▶ **WHAT IS REQUIRED**
Scan the data below and pick out the lines containing the word "资料来源".
[Start of WORKING DATA]
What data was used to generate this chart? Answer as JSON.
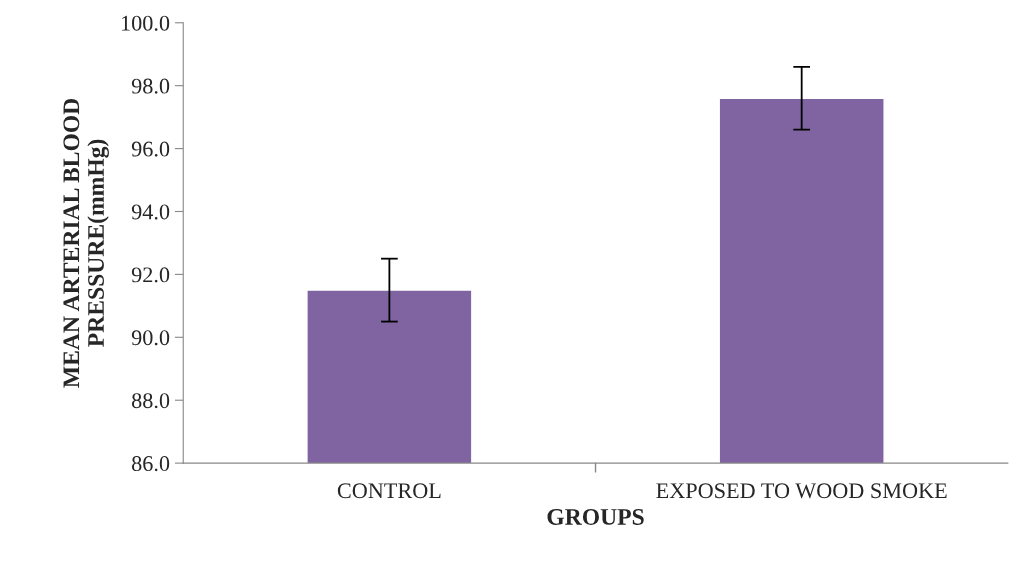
{
  "chart_data": {
    "type": "bar",
    "categories": [
      "CONTROL",
      "EXPOSED TO WOOD SMOKE"
    ],
    "values": [
      91.5,
      97.6
    ],
    "errors": [
      1.0,
      1.0
    ],
    "color": "#8064a2",
    "xlabel": "GROUPS",
    "ylabel": "MEAN ARTERIAL BLOOD\nPRESSURE(mmHg)",
    "ylim": [
      86,
      100
    ],
    "yticks": [
      {
        "value": 86,
        "label": "86.0"
      },
      {
        "value": 88,
        "label": "88.0"
      },
      {
        "value": 90,
        "label": "90.0"
      },
      {
        "value": 92,
        "label": "92.0"
      },
      {
        "value": 94,
        "label": "94.0"
      },
      {
        "value": 96,
        "label": "96.0"
      },
      {
        "value": 98,
        "label": "98.0"
      },
      {
        "value": 100,
        "label": "100.0"
      }
    ],
    "grid": false,
    "legend": false
  }
}
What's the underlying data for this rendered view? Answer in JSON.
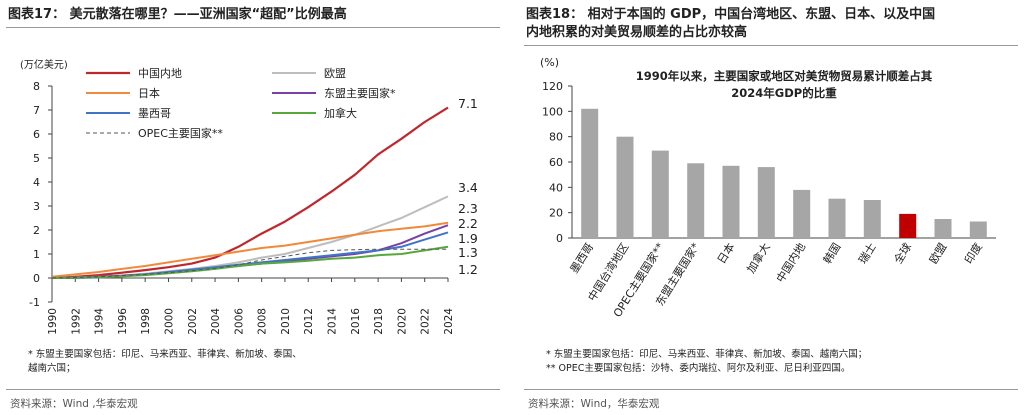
{
  "left_panel": {
    "title": "图表17：  美元散落在哪里？——亚洲国家“超配”比例最高",
    "unit_label": "(万亿美元)",
    "note_line1": "*  东盟主要国家包括：印尼、马来西亚、菲律宾、新加坡、泰国、",
    "note_line2": "越南六国；",
    "source": "资料来源：Wind ,华泰宏观"
  },
  "right_panel": {
    "title_line1": "图表18：  相对于本国的 GDP，中国台湾地区、东盟、日本、以及中国",
    "title_line2": "内地积累的对美贸易顺差的占比亦较高",
    "unit_label": "(%)",
    "note_line1": "*  东盟主要国家包括：印尼、马来西亚、菲律宾、新加坡、泰国、越南六国；",
    "note_line2": "** OPEC主要国家包括：沙特、委内瑞拉、阿尔及利亚、尼日利亚四国。",
    "source": "资料来源：Wind，华泰宏观"
  },
  "chart_data": [
    {
      "type": "line",
      "title": "",
      "ylabel": "(万亿美元)",
      "ylim": [
        -1,
        8
      ],
      "yticks": [
        -1,
        0,
        1,
        2,
        3,
        4,
        5,
        6,
        7,
        8
      ],
      "x": [
        1990,
        1992,
        1994,
        1996,
        1998,
        2000,
        2002,
        2004,
        2006,
        2008,
        2010,
        2012,
        2014,
        2016,
        2018,
        2020,
        2022,
        2024
      ],
      "series": [
        {
          "name": "中国内地",
          "color": "#c0272d",
          "dash": "",
          "width": 2.2,
          "end_label": "7.1",
          "values": [
            0.0,
            0.05,
            0.12,
            0.22,
            0.33,
            0.45,
            0.6,
            0.85,
            1.3,
            1.85,
            2.35,
            2.95,
            3.6,
            4.3,
            5.15,
            5.8,
            6.5,
            7.1
          ]
        },
        {
          "name": "欧盟",
          "color": "#bdbdbd",
          "dash": "",
          "width": 2,
          "end_label": "3.4",
          "values": [
            0.0,
            0.02,
            0.05,
            0.1,
            0.18,
            0.28,
            0.38,
            0.5,
            0.65,
            0.85,
            1.0,
            1.25,
            1.5,
            1.8,
            2.15,
            2.5,
            2.95,
            3.4
          ]
        },
        {
          "name": "日本",
          "color": "#f08a3a",
          "dash": "",
          "width": 2,
          "end_label": "2.3",
          "values": [
            0.05,
            0.15,
            0.25,
            0.38,
            0.5,
            0.65,
            0.8,
            0.95,
            1.1,
            1.25,
            1.35,
            1.5,
            1.65,
            1.8,
            1.95,
            2.05,
            2.15,
            2.3
          ]
        },
        {
          "name": "东盟主要国家*",
          "color": "#7a3fa8",
          "dash": "",
          "width": 2,
          "end_label": "2.2",
          "values": [
            0.0,
            0.02,
            0.05,
            0.1,
            0.15,
            0.22,
            0.3,
            0.4,
            0.5,
            0.6,
            0.7,
            0.8,
            0.9,
            1.0,
            1.15,
            1.45,
            1.85,
            2.2
          ]
        },
        {
          "name": "墨西哥",
          "color": "#3f74c8",
          "dash": "",
          "width": 2,
          "end_label": "1.9",
          "values": [
            0.0,
            0.0,
            0.02,
            0.08,
            0.15,
            0.25,
            0.35,
            0.45,
            0.55,
            0.65,
            0.75,
            0.85,
            0.95,
            1.05,
            1.15,
            1.3,
            1.6,
            1.9
          ]
        },
        {
          "name": "加拿大",
          "color": "#56a83a",
          "dash": "",
          "width": 2,
          "end_label": "1.3",
          "values": [
            0.0,
            0.01,
            0.03,
            0.07,
            0.12,
            0.2,
            0.28,
            0.38,
            0.5,
            0.6,
            0.65,
            0.72,
            0.8,
            0.85,
            0.95,
            1.0,
            1.15,
            1.3
          ]
        },
        {
          "name": "OPEC主要国家**",
          "color": "#555555",
          "dash": "4,3",
          "width": 1,
          "end_label": "1.2",
          "values": [
            0.0,
            0.02,
            0.05,
            0.1,
            0.15,
            0.22,
            0.3,
            0.4,
            0.55,
            0.75,
            0.9,
            1.05,
            1.15,
            1.18,
            1.2,
            1.2,
            1.2,
            1.2
          ]
        }
      ],
      "end_label_colors": {
        "7.1": "#c0272d",
        "3.4": "#222222",
        "2.3": "#f08a3a",
        "2.2": "#7a3fa8",
        "1.9": "#3f74c8",
        "1.3": "#56a83a",
        "1.2": "#222222"
      },
      "legend": "top-left"
    },
    {
      "type": "bar",
      "title": "1990年以来，主要国家或地区对美货物贸易累计顺差占其 2024年GDP的比重",
      "title_line1": "1990年以来，主要国家或地区对美货物贸易累计顺差占其",
      "title_line2": "2024年GDP的比重",
      "ylabel": "(%)",
      "ylim": [
        0,
        120
      ],
      "yticks": [
        0,
        20,
        40,
        60,
        80,
        100,
        120
      ],
      "categories": [
        "墨西哥",
        "中国台湾地区",
        "OPEC主要国家**",
        "东盟主要国家*",
        "日本",
        "加拿大",
        "中国内地",
        "韩国",
        "瑞士",
        "全球",
        "欧盟",
        "印度"
      ],
      "values": [
        102,
        80,
        69,
        59,
        57,
        56,
        38,
        31,
        30,
        19,
        15,
        13
      ],
      "bar_color": "#a6a6a6",
      "highlight": {
        "category": "全球",
        "color": "#c00000"
      }
    }
  ]
}
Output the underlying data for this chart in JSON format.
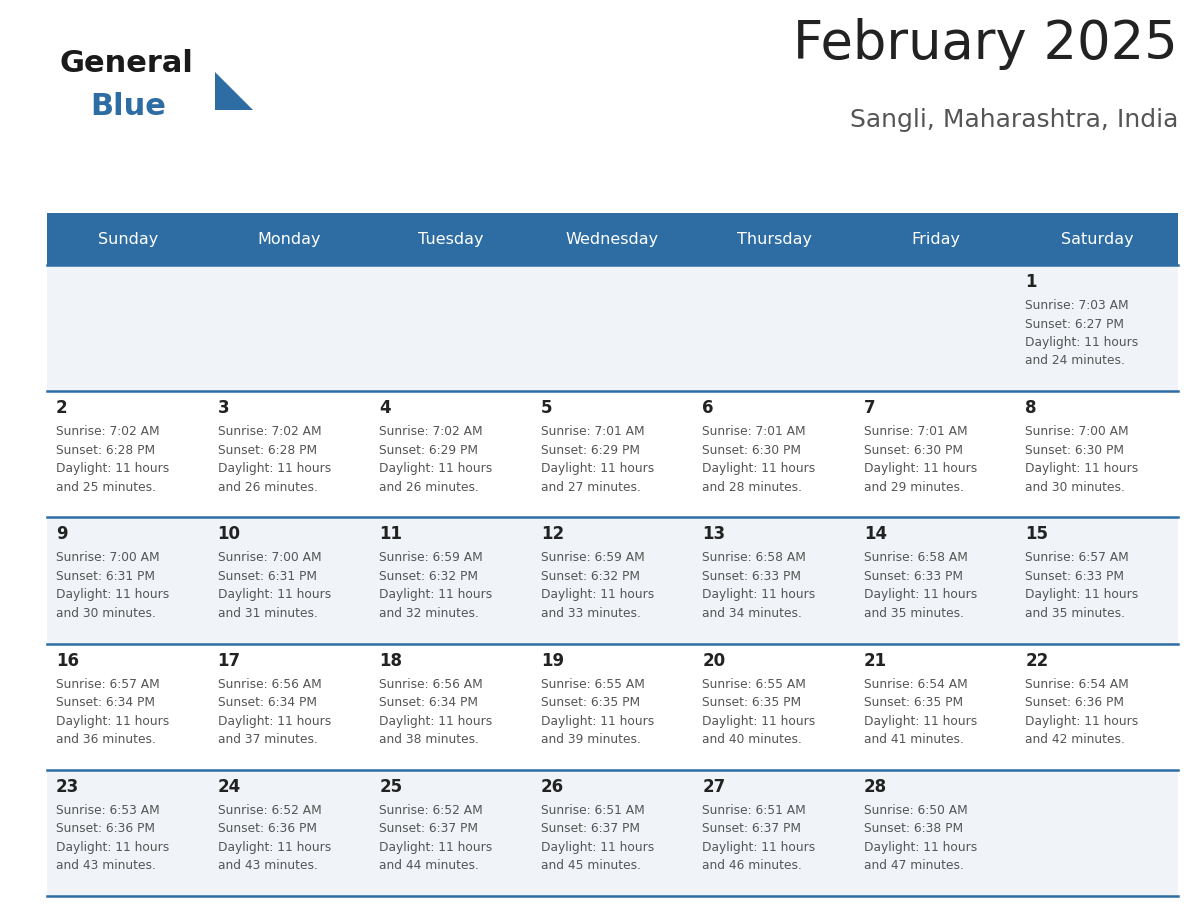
{
  "title": "February 2025",
  "subtitle": "Sangli, Maharashtra, India",
  "header_color": "#2d6da4",
  "header_text_color": "#ffffff",
  "day_names": [
    "Sunday",
    "Monday",
    "Tuesday",
    "Wednesday",
    "Thursday",
    "Friday",
    "Saturday"
  ],
  "title_color": "#222222",
  "subtitle_color": "#555555",
  "cell_bg_odd": "#f0f4f8",
  "cell_bg_even": "#ffffff",
  "cell_border_color": "#2d6da4",
  "day_num_color": "#222222",
  "info_text_color": "#555555",
  "logo_general_color": "#1a1a1a",
  "logo_blue_color": "#2d6da4",
  "logo_triangle_color": "#2d6da4",
  "calendar_data": [
    [
      null,
      null,
      null,
      null,
      null,
      null,
      {
        "day": 1,
        "sunrise": "7:03 AM",
        "sunset": "6:27 PM",
        "daylight": "11 hours and 24 minutes."
      }
    ],
    [
      {
        "day": 2,
        "sunrise": "7:02 AM",
        "sunset": "6:28 PM",
        "daylight": "11 hours and 25 minutes."
      },
      {
        "day": 3,
        "sunrise": "7:02 AM",
        "sunset": "6:28 PM",
        "daylight": "11 hours and 26 minutes."
      },
      {
        "day": 4,
        "sunrise": "7:02 AM",
        "sunset": "6:29 PM",
        "daylight": "11 hours and 26 minutes."
      },
      {
        "day": 5,
        "sunrise": "7:01 AM",
        "sunset": "6:29 PM",
        "daylight": "11 hours and 27 minutes."
      },
      {
        "day": 6,
        "sunrise": "7:01 AM",
        "sunset": "6:30 PM",
        "daylight": "11 hours and 28 minutes."
      },
      {
        "day": 7,
        "sunrise": "7:01 AM",
        "sunset": "6:30 PM",
        "daylight": "11 hours and 29 minutes."
      },
      {
        "day": 8,
        "sunrise": "7:00 AM",
        "sunset": "6:30 PM",
        "daylight": "11 hours and 30 minutes."
      }
    ],
    [
      {
        "day": 9,
        "sunrise": "7:00 AM",
        "sunset": "6:31 PM",
        "daylight": "11 hours and 30 minutes."
      },
      {
        "day": 10,
        "sunrise": "7:00 AM",
        "sunset": "6:31 PM",
        "daylight": "11 hours and 31 minutes."
      },
      {
        "day": 11,
        "sunrise": "6:59 AM",
        "sunset": "6:32 PM",
        "daylight": "11 hours and 32 minutes."
      },
      {
        "day": 12,
        "sunrise": "6:59 AM",
        "sunset": "6:32 PM",
        "daylight": "11 hours and 33 minutes."
      },
      {
        "day": 13,
        "sunrise": "6:58 AM",
        "sunset": "6:33 PM",
        "daylight": "11 hours and 34 minutes."
      },
      {
        "day": 14,
        "sunrise": "6:58 AM",
        "sunset": "6:33 PM",
        "daylight": "11 hours and 35 minutes."
      },
      {
        "day": 15,
        "sunrise": "6:57 AM",
        "sunset": "6:33 PM",
        "daylight": "11 hours and 35 minutes."
      }
    ],
    [
      {
        "day": 16,
        "sunrise": "6:57 AM",
        "sunset": "6:34 PM",
        "daylight": "11 hours and 36 minutes."
      },
      {
        "day": 17,
        "sunrise": "6:56 AM",
        "sunset": "6:34 PM",
        "daylight": "11 hours and 37 minutes."
      },
      {
        "day": 18,
        "sunrise": "6:56 AM",
        "sunset": "6:34 PM",
        "daylight": "11 hours and 38 minutes."
      },
      {
        "day": 19,
        "sunrise": "6:55 AM",
        "sunset": "6:35 PM",
        "daylight": "11 hours and 39 minutes."
      },
      {
        "day": 20,
        "sunrise": "6:55 AM",
        "sunset": "6:35 PM",
        "daylight": "11 hours and 40 minutes."
      },
      {
        "day": 21,
        "sunrise": "6:54 AM",
        "sunset": "6:35 PM",
        "daylight": "11 hours and 41 minutes."
      },
      {
        "day": 22,
        "sunrise": "6:54 AM",
        "sunset": "6:36 PM",
        "daylight": "11 hours and 42 minutes."
      }
    ],
    [
      {
        "day": 23,
        "sunrise": "6:53 AM",
        "sunset": "6:36 PM",
        "daylight": "11 hours and 43 minutes."
      },
      {
        "day": 24,
        "sunrise": "6:52 AM",
        "sunset": "6:36 PM",
        "daylight": "11 hours and 43 minutes."
      },
      {
        "day": 25,
        "sunrise": "6:52 AM",
        "sunset": "6:37 PM",
        "daylight": "11 hours and 44 minutes."
      },
      {
        "day": 26,
        "sunrise": "6:51 AM",
        "sunset": "6:37 PM",
        "daylight": "11 hours and 45 minutes."
      },
      {
        "day": 27,
        "sunrise": "6:51 AM",
        "sunset": "6:37 PM",
        "daylight": "11 hours and 46 minutes."
      },
      {
        "day": 28,
        "sunrise": "6:50 AM",
        "sunset": "6:38 PM",
        "daylight": "11 hours and 47 minutes."
      },
      null
    ]
  ]
}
[End of WORKING DATA]
▶ **SOLUTION TO THIS TASK**
    "source": "资料来源：Wind ,华泰宏观"
    "source": "资料来源：Wind，华泰宏观"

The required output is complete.